**RAW RECORDS:**

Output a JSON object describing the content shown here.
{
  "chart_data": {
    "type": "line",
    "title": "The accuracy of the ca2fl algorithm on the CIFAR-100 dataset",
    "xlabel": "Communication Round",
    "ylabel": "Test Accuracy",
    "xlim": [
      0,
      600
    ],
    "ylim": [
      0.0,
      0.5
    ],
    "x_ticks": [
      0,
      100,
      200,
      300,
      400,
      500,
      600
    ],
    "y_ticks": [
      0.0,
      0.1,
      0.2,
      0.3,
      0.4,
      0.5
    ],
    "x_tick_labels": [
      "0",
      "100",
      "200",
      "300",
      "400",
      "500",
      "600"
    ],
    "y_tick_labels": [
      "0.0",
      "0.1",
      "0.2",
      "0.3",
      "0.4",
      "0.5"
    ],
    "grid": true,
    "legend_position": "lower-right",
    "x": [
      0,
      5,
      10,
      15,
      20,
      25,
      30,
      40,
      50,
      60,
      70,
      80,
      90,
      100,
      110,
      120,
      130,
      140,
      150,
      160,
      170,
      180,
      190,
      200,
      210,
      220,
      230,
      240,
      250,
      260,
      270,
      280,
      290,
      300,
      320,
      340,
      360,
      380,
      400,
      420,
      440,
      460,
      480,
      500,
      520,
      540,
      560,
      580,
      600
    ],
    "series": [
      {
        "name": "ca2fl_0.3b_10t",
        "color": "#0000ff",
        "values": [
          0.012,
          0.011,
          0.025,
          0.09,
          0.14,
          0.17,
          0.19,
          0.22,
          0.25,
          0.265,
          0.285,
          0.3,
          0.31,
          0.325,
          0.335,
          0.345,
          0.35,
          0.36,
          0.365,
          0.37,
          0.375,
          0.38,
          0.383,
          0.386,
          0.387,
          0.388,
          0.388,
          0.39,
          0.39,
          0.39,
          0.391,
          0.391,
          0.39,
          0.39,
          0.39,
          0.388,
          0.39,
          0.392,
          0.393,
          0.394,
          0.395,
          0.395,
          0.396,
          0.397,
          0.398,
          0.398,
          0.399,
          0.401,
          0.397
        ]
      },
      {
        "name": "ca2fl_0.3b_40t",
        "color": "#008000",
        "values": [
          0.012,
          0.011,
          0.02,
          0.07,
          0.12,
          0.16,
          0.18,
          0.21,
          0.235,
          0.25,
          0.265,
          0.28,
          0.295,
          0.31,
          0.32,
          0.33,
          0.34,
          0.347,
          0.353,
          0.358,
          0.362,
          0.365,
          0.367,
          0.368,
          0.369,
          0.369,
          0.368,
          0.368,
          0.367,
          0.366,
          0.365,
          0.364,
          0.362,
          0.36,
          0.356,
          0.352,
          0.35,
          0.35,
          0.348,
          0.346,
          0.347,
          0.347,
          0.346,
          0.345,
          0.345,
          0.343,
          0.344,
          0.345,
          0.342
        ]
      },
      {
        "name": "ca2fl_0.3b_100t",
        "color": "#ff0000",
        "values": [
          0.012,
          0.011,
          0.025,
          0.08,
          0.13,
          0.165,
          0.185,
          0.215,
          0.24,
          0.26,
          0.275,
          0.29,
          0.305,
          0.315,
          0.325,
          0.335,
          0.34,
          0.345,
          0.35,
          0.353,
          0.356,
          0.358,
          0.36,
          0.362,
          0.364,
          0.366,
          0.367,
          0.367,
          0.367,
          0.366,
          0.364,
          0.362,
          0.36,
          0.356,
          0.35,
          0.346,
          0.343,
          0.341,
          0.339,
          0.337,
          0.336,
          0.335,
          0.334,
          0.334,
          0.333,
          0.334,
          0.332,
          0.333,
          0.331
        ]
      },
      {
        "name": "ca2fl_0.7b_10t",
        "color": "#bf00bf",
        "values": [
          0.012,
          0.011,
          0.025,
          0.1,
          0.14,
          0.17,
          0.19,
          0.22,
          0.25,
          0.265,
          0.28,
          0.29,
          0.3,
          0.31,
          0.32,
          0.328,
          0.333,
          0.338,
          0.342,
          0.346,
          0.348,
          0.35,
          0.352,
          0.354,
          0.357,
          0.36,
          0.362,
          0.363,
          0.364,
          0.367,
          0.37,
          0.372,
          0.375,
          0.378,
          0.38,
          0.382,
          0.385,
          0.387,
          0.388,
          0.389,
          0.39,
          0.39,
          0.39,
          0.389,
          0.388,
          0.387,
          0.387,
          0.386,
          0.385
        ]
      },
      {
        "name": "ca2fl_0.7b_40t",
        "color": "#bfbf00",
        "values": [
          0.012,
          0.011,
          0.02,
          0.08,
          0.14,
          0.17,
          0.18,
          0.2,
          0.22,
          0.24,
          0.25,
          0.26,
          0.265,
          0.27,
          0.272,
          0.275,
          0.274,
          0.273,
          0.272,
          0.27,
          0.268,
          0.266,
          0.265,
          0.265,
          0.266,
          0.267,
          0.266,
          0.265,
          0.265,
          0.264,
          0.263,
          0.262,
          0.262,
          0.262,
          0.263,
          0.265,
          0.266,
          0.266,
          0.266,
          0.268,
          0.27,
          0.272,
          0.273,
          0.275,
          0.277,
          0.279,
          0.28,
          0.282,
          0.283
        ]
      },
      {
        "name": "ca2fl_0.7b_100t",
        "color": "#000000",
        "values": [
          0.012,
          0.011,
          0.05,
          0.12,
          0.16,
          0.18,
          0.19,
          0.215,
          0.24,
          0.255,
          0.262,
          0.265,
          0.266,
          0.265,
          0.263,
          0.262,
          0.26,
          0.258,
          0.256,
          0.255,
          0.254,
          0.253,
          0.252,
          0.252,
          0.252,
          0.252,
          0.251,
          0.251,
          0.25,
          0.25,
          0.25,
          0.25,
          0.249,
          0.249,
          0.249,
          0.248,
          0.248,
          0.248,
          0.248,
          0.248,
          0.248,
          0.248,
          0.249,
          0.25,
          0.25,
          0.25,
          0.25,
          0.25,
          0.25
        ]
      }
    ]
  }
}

**THE REQUEST:**
Write down every line of the data exactly as it appears above.

**SOLUTION TO THE PROBLEM:**
Output a JSON object describing the content shown here.
{
  "chart_data": {
    "type": "line",
    "title": "The accuracy of the ca2fl algorithm on the CIFAR-100 dataset",
    "xlabel": "Communication Round",
    "ylabel": "Test Accuracy",
    "xlim": [
      0,
      600
    ],
    "ylim": [
      0.0,
      0.5
    ],
    "x_ticks": [
      0,
      100,
      200,
      300,
      400,
      500,
      600
    ],
    "y_ticks": [
      0.0,
      0.1,
      0.2,
      0.3,
      0.4,
      0.5
    ],
    "x_tick_labels": [
      "0",
      "100",
      "200",
      "300",
      "400",
      "500",
      "600"
    ],
    "y_tick_labels": [
      "0.0",
      "0.1",
      "0.2",
      "0.3",
      "0.4",
      "0.5"
    ],
    "grid": true,
    "legend_position": "lower-right",
    "x": [
      0,
      5,
      10,
      15,
      20,
      25,
      30,
      40,
      50,
      60,
      70,
      80,
      90,
      100,
      110,
      120,
      130,
      140,
      150,
      160,
      170,
      180,
      190,
      200,
      210,
      220,
      230,
      240,
      250,
      260,
      270,
      280,
      290,
      300,
      320,
      340,
      360,
      380,
      400,
      420,
      440,
      460,
      480,
      500,
      520,
      540,
      560,
      580,
      600
    ],
    "series": [
      {
        "name": "ca2fl_0.3b_10t",
        "color": "#0000ff",
        "values": [
          0.012,
          0.011,
          0.025,
          0.09,
          0.14,
          0.17,
          0.19,
          0.22,
          0.25,
          0.265,
          0.285,
          0.3,
          0.31,
          0.325,
          0.335,
          0.345,
          0.35,
          0.36,
          0.365,
          0.37,
          0.375,
          0.38,
          0.383,
          0.386,
          0.387,
          0.388,
          0.388,
          0.39,
          0.39,
          0.39,
          0.391,
          0.391,
          0.39,
          0.39,
          0.39,
          0.388,
          0.39,
          0.392,
          0.393,
          0.394,
          0.395,
          0.395,
          0.396,
          0.397,
          0.398,
          0.398,
          0.399,
          0.401,
          0.397
        ]
      },
      {
        "name": "ca2fl_0.3b_40t",
        "color": "#008000",
        "values": [
          0.012,
          0.011,
          0.02,
          0.07,
          0.12,
          0.16,
          0.18,
          0.21,
          0.235,
          0.25,
          0.265,
          0.28,
          0.295,
          0.31,
          0.32,
          0.33,
          0.34,
          0.347,
          0.353,
          0.358,
          0.362,
          0.365,
          0.367,
          0.368,
          0.369,
          0.369,
          0.368,
          0.368,
          0.367,
          0.366,
          0.365,
          0.364,
          0.362,
          0.36,
          0.356,
          0.352,
          0.35,
          0.35,
          0.348,
          0.346,
          0.347,
          0.347,
          0.346,
          0.345,
          0.345,
          0.343,
          0.344,
          0.345,
          0.342
        ]
      },
      {
        "name": "ca2fl_0.3b_100t",
        "color": "#ff0000",
        "values": [
          0.012,
          0.011,
          0.025,
          0.08,
          0.13,
          0.165,
          0.185,
          0.215,
          0.24,
          0.26,
          0.275,
          0.29,
          0.305,
          0.315,
          0.325,
          0.335,
          0.34,
          0.345,
          0.35,
          0.353,
          0.356,
          0.358,
          0.36,
          0.362,
          0.364,
          0.366,
          0.367,
          0.367,
          0.367,
          0.366,
          0.364,
          0.362,
          0.36,
          0.356,
          0.35,
          0.346,
          0.343,
          0.341,
          0.339,
          0.337,
          0.336,
          0.335,
          0.334,
          0.334,
          0.333,
          0.334,
          0.332,
          0.333,
          0.331
        ]
      },
      {
        "name": "ca2fl_0.7b_10t",
        "color": "#bf00bf",
        "values": [
          0.012,
          0.011,
          0.025,
          0.1,
          0.14,
          0.17,
          0.19,
          0.22,
          0.25,
          0.265,
          0.28,
          0.29,
          0.3,
          0.31,
          0.32,
          0.328,
          0.333,
          0.338,
          0.342,
          0.346,
          0.348,
          0.35,
          0.352,
          0.354,
          0.357,
          0.36,
          0.362,
          0.363,
          0.364,
          0.367,
          0.37,
          0.372,
          0.375,
          0.378,
          0.38,
          0.382,
          0.385,
          0.387,
          0.388,
          0.389,
          0.39,
          0.39,
          0.39,
          0.389,
          0.388,
          0.387,
          0.387,
          0.386,
          0.385
        ]
      },
      {
        "name": "ca2fl_0.7b_40t",
        "color": "#bfbf00",
        "values": [
          0.012,
          0.011,
          0.02,
          0.08,
          0.14,
          0.17,
          0.18,
          0.2,
          0.22,
          0.24,
          0.25,
          0.26,
          0.265,
          0.27,
          0.272,
          0.275,
          0.274,
          0.273,
          0.272,
          0.27,
          0.268,
          0.266,
          0.265,
          0.265,
          0.266,
          0.267,
          0.266,
          0.265,
          0.265,
          0.264,
          0.263,
          0.262,
          0.262,
          0.262,
          0.263,
          0.265,
          0.266,
          0.266,
          0.266,
          0.268,
          0.27,
          0.272,
          0.273,
          0.275,
          0.277,
          0.279,
          0.28,
          0.282,
          0.283
        ]
      },
      {
        "name": "ca2fl_0.7b_100t",
        "color": "#000000",
        "values": [
          0.012,
          0.011,
          0.05,
          0.12,
          0.16,
          0.18,
          0.19,
          0.215,
          0.24,
          0.255,
          0.262,
          0.265,
          0.266,
          0.265,
          0.263,
          0.262,
          0.26,
          0.258,
          0.256,
          0.255,
          0.254,
          0.253,
          0.252,
          0.252,
          0.252,
          0.252,
          0.251,
          0.251,
          0.25,
          0.25,
          0.25,
          0.25,
          0.249,
          0.249,
          0.249,
          0.248,
          0.248,
          0.248,
          0.248,
          0.248,
          0.248,
          0.248,
          0.249,
          0.25,
          0.25,
          0.25,
          0.25,
          0.25,
          0.25
        ]
      }
    ]
  }
}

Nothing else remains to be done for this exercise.